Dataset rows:

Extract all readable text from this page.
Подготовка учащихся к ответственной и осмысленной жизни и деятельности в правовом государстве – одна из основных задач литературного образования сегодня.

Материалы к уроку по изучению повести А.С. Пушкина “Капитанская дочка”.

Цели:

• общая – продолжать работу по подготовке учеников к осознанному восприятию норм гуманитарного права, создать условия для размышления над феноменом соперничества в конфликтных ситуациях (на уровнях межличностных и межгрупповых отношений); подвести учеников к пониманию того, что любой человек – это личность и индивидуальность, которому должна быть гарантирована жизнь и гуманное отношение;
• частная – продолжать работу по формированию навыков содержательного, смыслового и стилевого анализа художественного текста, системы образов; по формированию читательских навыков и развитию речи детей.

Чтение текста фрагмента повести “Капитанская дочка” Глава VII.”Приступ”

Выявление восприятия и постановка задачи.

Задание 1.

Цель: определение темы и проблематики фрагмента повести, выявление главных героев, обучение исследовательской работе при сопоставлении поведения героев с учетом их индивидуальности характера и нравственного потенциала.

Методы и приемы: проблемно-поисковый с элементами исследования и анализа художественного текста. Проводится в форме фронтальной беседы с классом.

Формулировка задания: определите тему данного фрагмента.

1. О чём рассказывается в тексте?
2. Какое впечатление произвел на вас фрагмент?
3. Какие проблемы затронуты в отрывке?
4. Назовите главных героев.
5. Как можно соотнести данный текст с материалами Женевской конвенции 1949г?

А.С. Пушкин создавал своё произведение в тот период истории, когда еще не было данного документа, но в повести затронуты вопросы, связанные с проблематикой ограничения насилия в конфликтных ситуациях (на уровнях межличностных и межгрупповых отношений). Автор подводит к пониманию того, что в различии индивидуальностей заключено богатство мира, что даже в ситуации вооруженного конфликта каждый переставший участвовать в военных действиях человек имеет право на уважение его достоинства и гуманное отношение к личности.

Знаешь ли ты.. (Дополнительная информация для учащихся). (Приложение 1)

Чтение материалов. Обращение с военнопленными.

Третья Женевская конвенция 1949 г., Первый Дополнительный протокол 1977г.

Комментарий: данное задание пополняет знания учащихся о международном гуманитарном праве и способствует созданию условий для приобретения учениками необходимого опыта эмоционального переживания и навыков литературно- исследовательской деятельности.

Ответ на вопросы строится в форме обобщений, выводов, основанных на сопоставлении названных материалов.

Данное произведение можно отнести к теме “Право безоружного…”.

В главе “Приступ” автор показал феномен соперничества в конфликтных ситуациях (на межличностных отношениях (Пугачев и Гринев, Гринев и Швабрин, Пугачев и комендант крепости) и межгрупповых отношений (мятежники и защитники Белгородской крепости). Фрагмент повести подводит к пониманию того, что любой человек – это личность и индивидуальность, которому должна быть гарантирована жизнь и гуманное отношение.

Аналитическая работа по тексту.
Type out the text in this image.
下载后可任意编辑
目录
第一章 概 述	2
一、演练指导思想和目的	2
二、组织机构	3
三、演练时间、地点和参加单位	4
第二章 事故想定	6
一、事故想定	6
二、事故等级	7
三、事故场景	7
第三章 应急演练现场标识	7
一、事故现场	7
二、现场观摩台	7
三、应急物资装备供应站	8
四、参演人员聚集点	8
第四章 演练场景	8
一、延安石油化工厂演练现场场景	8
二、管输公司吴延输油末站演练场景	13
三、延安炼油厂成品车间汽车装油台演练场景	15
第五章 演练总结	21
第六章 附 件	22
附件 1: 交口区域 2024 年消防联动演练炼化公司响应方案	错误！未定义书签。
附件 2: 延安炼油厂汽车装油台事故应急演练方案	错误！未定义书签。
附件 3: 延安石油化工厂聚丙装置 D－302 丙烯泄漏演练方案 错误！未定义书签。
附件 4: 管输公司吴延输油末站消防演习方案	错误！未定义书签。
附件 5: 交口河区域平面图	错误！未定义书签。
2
==
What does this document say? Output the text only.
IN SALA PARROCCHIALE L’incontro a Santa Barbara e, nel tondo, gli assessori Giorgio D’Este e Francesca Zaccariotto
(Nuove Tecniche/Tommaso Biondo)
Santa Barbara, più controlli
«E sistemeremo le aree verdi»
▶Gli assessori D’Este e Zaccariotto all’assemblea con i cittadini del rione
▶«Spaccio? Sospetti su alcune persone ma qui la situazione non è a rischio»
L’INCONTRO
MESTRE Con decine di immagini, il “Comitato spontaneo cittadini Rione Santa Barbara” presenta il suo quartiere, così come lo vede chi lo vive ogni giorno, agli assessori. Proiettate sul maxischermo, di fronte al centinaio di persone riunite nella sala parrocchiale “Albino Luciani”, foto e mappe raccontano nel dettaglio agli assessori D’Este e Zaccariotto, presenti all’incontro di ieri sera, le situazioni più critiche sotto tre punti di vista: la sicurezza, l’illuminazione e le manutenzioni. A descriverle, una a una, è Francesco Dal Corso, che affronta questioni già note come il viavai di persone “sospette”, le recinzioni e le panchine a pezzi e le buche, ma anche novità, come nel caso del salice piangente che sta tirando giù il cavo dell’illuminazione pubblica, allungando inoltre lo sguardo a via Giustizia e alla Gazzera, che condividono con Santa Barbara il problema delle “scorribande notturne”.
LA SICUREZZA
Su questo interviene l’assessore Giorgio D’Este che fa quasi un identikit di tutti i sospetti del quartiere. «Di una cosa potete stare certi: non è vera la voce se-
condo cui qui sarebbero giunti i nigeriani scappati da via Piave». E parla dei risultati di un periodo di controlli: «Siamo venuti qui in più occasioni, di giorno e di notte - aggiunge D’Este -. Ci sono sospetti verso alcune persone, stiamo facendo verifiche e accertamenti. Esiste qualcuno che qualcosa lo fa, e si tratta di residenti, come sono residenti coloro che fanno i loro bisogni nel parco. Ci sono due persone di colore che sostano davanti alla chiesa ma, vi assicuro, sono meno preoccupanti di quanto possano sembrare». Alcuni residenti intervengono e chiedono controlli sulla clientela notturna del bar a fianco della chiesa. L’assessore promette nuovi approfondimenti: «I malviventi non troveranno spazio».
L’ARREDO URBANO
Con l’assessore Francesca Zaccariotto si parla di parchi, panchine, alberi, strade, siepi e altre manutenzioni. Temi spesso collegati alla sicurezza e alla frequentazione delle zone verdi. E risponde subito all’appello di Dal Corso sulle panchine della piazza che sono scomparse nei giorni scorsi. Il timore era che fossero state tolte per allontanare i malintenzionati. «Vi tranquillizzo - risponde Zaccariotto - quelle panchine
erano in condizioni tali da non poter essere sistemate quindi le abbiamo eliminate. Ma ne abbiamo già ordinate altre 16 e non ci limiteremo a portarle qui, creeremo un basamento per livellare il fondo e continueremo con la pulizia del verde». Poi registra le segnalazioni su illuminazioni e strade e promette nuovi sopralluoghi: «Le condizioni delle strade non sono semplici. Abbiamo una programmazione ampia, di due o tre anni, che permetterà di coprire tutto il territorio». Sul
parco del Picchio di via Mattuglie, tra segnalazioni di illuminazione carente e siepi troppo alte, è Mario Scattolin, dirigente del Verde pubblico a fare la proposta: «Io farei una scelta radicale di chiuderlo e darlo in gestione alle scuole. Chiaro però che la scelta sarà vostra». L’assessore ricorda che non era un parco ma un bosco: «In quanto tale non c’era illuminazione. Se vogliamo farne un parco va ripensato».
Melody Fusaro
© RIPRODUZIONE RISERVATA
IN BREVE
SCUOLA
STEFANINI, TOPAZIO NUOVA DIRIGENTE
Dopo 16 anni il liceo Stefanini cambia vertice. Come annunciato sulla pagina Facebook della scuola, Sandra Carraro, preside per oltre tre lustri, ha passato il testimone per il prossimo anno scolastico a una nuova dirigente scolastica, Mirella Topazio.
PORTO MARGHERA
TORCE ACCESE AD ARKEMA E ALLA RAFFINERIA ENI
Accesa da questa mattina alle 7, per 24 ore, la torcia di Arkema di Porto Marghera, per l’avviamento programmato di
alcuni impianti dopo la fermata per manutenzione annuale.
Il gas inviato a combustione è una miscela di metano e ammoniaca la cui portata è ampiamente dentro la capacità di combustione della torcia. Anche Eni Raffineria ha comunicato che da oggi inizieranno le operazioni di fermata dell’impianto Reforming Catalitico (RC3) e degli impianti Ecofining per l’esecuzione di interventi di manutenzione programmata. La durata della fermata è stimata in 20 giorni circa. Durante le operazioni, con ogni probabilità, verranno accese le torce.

WHAT NEEDS TO BE DONE -
Copy every line above in which the string "материалов" shows up.

TASK RESULT -
Чтение материалов. Обращение с военнопленными.
Ответ на вопросы строится в форме обобщений, выводов, основанных на сопоставлении названных материалов.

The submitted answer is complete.